(begin)

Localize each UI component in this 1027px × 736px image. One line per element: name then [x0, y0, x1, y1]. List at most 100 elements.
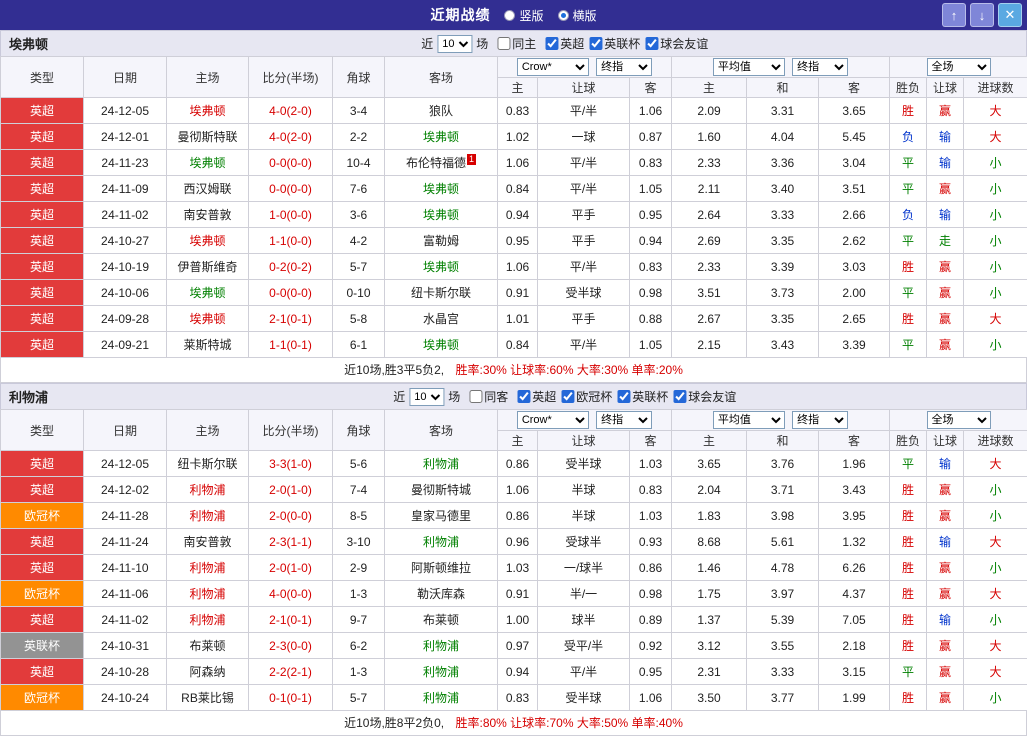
- away-team: 曼彻斯特城: [385, 477, 498, 503]
- score: 0-1(0-1): [249, 685, 333, 711]
- euro-draw-odds: 3.43: [747, 332, 819, 358]
- bookmaker-select[interactable]: Crow*: [517, 411, 589, 429]
- corners: 6-1: [333, 332, 385, 358]
- same-venue-filter[interactable]: 同主: [497, 35, 536, 52]
- euro-home-odds: 2.69: [672, 228, 747, 254]
- average-select[interactable]: 平均值: [713, 411, 785, 429]
- layout-option-vertical[interactable]: 竖版: [504, 7, 543, 24]
- radio-unselected-icon[interactable]: [504, 10, 515, 21]
- team-section-liverpool: 利物浦 近 10 场 同客 英超欧冠杯英联杯球会友谊 类型 日期 主场 比分(半…: [0, 383, 1027, 736]
- col-header-corners: 角球: [333, 57, 385, 98]
- col-header-euro-home: 主: [672, 431, 747, 451]
- competition-checkbox[interactable]: [645, 37, 658, 50]
- competition-checkbox[interactable]: [673, 390, 686, 403]
- away-team: 利物浦: [385, 685, 498, 711]
- final-index-select[interactable]: 终指: [596, 411, 652, 429]
- match-date: 24-10-28: [84, 659, 167, 685]
- average-select[interactable]: 平均值: [713, 58, 785, 76]
- competition-checkbox[interactable]: [617, 390, 630, 403]
- euro-home-odds: 1.75: [672, 581, 747, 607]
- up-arrow-icon: ↑: [951, 8, 958, 23]
- euro-draw-odds: 5.39: [747, 607, 819, 633]
- league-badge: 英超: [1, 306, 84, 332]
- result-handicap: 输: [927, 124, 964, 150]
- euro-away-odds: 1.32: [819, 529, 890, 555]
- competition-filter[interactable]: 英超: [517, 388, 556, 405]
- match-date: 24-11-23: [84, 150, 167, 176]
- competition-filter[interactable]: 英联杯: [617, 388, 668, 405]
- scope-select[interactable]: 全场: [927, 411, 991, 429]
- col-header-corners: 角球: [333, 410, 385, 451]
- competition-filter[interactable]: 球会友谊: [673, 388, 736, 405]
- col-header-asian-away: 客: [630, 78, 672, 98]
- euro-draw-odds: 3.33: [747, 659, 819, 685]
- euro-draw-odds: 3.35: [747, 228, 819, 254]
- league-badge: 英超: [1, 176, 84, 202]
- match-row: 英联杯24-10-31布莱顿2-3(0-0)6-2利物浦0.97受平/半0.92…: [1, 633, 1027, 659]
- asian-handicap: 半球: [538, 503, 630, 529]
- match-row: 英超24-10-06埃弗顿0-0(0-0)0-10纽卡斯尔联0.91受半球0.9…: [1, 280, 1027, 306]
- score: 1-1(0-0): [249, 228, 333, 254]
- away-team: 皇家马德里: [385, 503, 498, 529]
- asian-handicap: 平/半: [538, 254, 630, 280]
- home-team: 埃弗顿: [167, 280, 249, 306]
- euro-draw-odds: 3.73: [747, 280, 819, 306]
- asian-handicap: 半/一: [538, 581, 630, 607]
- result-handicap: 输: [927, 150, 964, 176]
- same-venue-checkbox[interactable]: [469, 390, 482, 403]
- corners: 1-3: [333, 581, 385, 607]
- result-outcome: 胜: [890, 555, 927, 581]
- competition-checkbox[interactable]: [561, 390, 574, 403]
- close-button[interactable]: ✕: [998, 3, 1022, 27]
- same-venue-checkbox[interactable]: [497, 37, 510, 50]
- score: 3-3(1-0): [249, 451, 333, 477]
- col-header-asian-away: 客: [630, 431, 672, 451]
- col-header-goals: 进球数: [964, 78, 1027, 98]
- competition-filter[interactable]: 英超: [545, 35, 584, 52]
- match-row: 英超24-12-02利物浦2-0(1-0)7-4曼彻斯特城1.06半球0.832…: [1, 477, 1027, 503]
- match-row: 英超24-12-05纽卡斯尔联3-3(1-0)5-6利物浦0.86受半球1.03…: [1, 451, 1027, 477]
- result-handicap: 输: [927, 529, 964, 555]
- competition-filter[interactable]: 欧冠杯: [561, 388, 612, 405]
- competition-filter[interactable]: 球会友谊: [645, 35, 708, 52]
- competition-checkbox[interactable]: [545, 37, 558, 50]
- competition-filter[interactable]: 英联杯: [589, 35, 640, 52]
- asian-away-odds: 0.98: [630, 280, 672, 306]
- move-down-button[interactable]: ↓: [970, 3, 994, 27]
- result-outcome: 负: [890, 124, 927, 150]
- match-count-select[interactable]: 10: [409, 388, 444, 406]
- result-handicap: 输: [927, 451, 964, 477]
- final-index-select[interactable]: 终指: [596, 58, 652, 76]
- away-team: 水晶宫: [385, 306, 498, 332]
- asian-handicap: 平手: [538, 306, 630, 332]
- col-header-outcome: 胜负: [890, 78, 927, 98]
- competition-checkbox[interactable]: [517, 390, 530, 403]
- match-date: 24-11-02: [84, 202, 167, 228]
- competition-label: 球会友谊: [688, 388, 736, 405]
- layout-option-horizontal[interactable]: 横版: [558, 7, 597, 24]
- move-up-button[interactable]: ↑: [942, 3, 966, 27]
- euro-home-odds: 3.12: [672, 633, 747, 659]
- col-header-euro-away: 客: [819, 431, 890, 451]
- final-index-select[interactable]: 终指: [792, 58, 848, 76]
- result-outcome: 平: [890, 228, 927, 254]
- result-handicap: 赢: [927, 581, 964, 607]
- euro-draw-odds: 3.31: [747, 98, 819, 124]
- near-label: 近: [393, 388, 405, 405]
- final-index-select[interactable]: 终指: [792, 411, 848, 429]
- euro-draw-odds: 3.39: [747, 254, 819, 280]
- score: 2-3(1-1): [249, 529, 333, 555]
- same-venue-filter[interactable]: 同客: [469, 388, 508, 405]
- asian-away-odds: 1.05: [630, 332, 672, 358]
- result-handicap: 赢: [927, 98, 964, 124]
- competition-checkbox[interactable]: [589, 37, 602, 50]
- asian-away-odds: 1.06: [630, 685, 672, 711]
- corners: 4-2: [333, 228, 385, 254]
- match-date: 24-11-28: [84, 503, 167, 529]
- match-count-select[interactable]: 10: [437, 35, 472, 53]
- scope-select[interactable]: 全场: [927, 58, 991, 76]
- bookmaker-select[interactable]: Crow*: [517, 58, 589, 76]
- radio-selected-icon[interactable]: [558, 10, 569, 21]
- score: 2-0(1-0): [249, 477, 333, 503]
- home-team: 利物浦: [167, 581, 249, 607]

(end)

◆ **Problem to solve**:
Copy the entries starting at the line containing "- away-team: 曼彻斯特城: [385, 477, 498, 503]" and ending at the line containing "- league-badge: 英超: [1, 176, 84, 202]", including both of those lines.

◆ **Written answer**:
- away-team: 曼彻斯特城: [385, 477, 498, 503]
- score: 0-1(0-1): [249, 685, 333, 711]
- euro-draw-odds: 3.43: [747, 332, 819, 358]
- bookmaker-select[interactable]: Crow*: [517, 411, 589, 429]
- corners: 6-1: [333, 332, 385, 358]
- same-venue-filter[interactable]: 同主: [497, 35, 536, 52]
- euro-home-odds: 2.69: [672, 228, 747, 254]
- average-select[interactable]: 平均值: [713, 411, 785, 429]
- layout-option-vertical[interactable]: 竖版: [504, 7, 543, 24]
- radio-unselected-icon[interactable]: [504, 10, 515, 21]
- team-section-liverpool: 利物浦 近 10 场 同客 英超欧冠杯英联杯球会友谊 类型 日期 主场 比分(半…: [0, 383, 1027, 736]
- col-header-corners: 角球: [333, 57, 385, 98]
- col-header-euro-home: 主: [672, 431, 747, 451]
- competition-checkbox[interactable]: [645, 37, 658, 50]
- competition-checkbox[interactable]: [673, 390, 686, 403]
- away-team: 利物浦: [385, 685, 498, 711]
- final-index-select[interactable]: 终指: [596, 411, 652, 429]
- match-date: 24-10-28: [84, 659, 167, 685]
- average-select[interactable]: 平均值: [713, 58, 785, 76]
- competition-checkbox[interactable]: [617, 390, 630, 403]
- euro-home-odds: 1.75: [672, 581, 747, 607]
- up-arrow-icon: ↑: [951, 8, 958, 23]
- euro-draw-odds: 5.39: [747, 607, 819, 633]
- league-badge: 英超: [1, 306, 84, 332]
- result-handicap: 输: [927, 124, 964, 150]
- euro-away-odds: 1.32: [819, 529, 890, 555]
- competition-filter[interactable]: 英超: [517, 388, 556, 405]
- match-date: 24-11-23: [84, 150, 167, 176]
- competition-filter[interactable]: 英联杯: [617, 388, 668, 405]
- scope-select[interactable]: 全场: [927, 411, 991, 429]
- col-header-corners: 角球: [333, 410, 385, 451]
- competition-filter[interactable]: 球会友谊: [673, 388, 736, 405]
- col-header-asian-away: 客: [630, 78, 672, 98]
- euro-draw-odds: 3.33: [747, 659, 819, 685]
- euro-draw-odds: 3.35: [747, 228, 819, 254]
- league-badge: 英超: [1, 176, 84, 202]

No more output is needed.